_Job_. Check each line of the records below and collect those that include the word "Mechanics".

○ ○ ○ ○ ○ ○ ○

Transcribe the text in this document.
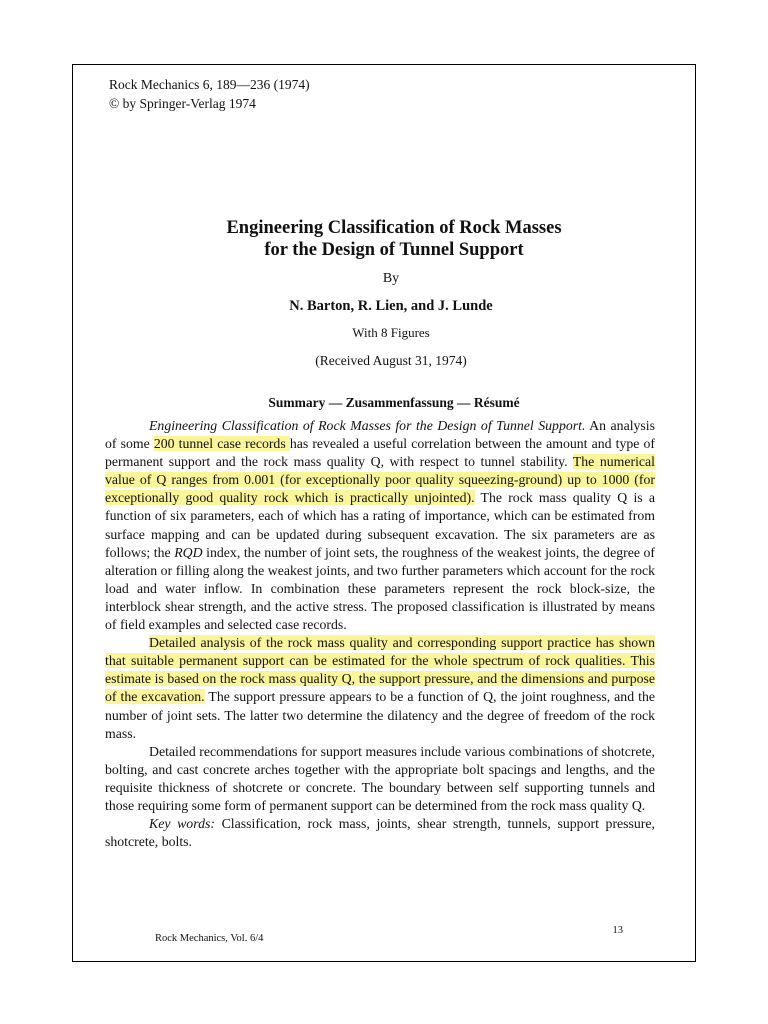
Rock Mechanics 6, 189—236 (1974)
© by Springer-Verlag 1974
Engineering Classification of Rock Masses
for the Design of Tunnel Support
By
N. Barton, R. Lien, and J. Lunde
With 8 Figures
(Received August 31, 1974)
Summary — Zusammenfassung — Résumé

Engineering Classification of Rock Masses for the Design of Tunnel Support. An analysis of some 200 tunnel case records has revealed a useful correlation between the amount and type of permanent support and the rock mass quality Q, with respect to tunnel stability. The numerical value of Q ranges from 0.001 (for exceptionally poor quality squeezing-ground) up to 1000 (for exceptionally good quality rock which is practically unjointed). The rock mass quality Q is a function of six parameters, each of which has a rating of importance, which can be estimated from surface mapping and can be updated during subsequent excavation. The six parameters are as follows; the RQD index, the number of joint sets, the roughness of the weakest joints, the degree of alteration or filling along the weakest joints, and two further parameters which account for the rock load and water inflow. In combination these parameters represent the rock block-size, the interblock shear strength, and the active stress. The proposed classification is illustrated by means of field examples and selected case records.

Detailed analysis of the rock mass quality and corresponding support practice has shown that suitable permanent support can be estimated for the whole spectrum of rock qualities. This estimate is based on the rock mass quality Q, the support pressure, and the dimensions and purpose of the excavation. The support pressure appears to be a function of Q, the joint roughness, and the number of joint sets. The latter two determine the dilatency and the degree of freedom of the rock mass.

Detailed recommendations for support measures include various combinations of shotcrete, bolting, and cast concrete arches together with the appropriate bolt spacings and lengths, and the requisite thickness of shotcrete or concrete. The boundary between self supporting tunnels and those requiring some form of permanent support can be determined from the rock mass quality Q.

Key words: Classification, rock mass, joints, shear strength, tunnels, support pressure, shotcrete, bolts.

Rock Mechanics, Vol. 6/4
13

○ ○ ○ ○ ○ ○ ○

_Result of this task_.
Rock Mechanics 6, 189—236 (1974)
Rock Mechanics, Vol. 6/4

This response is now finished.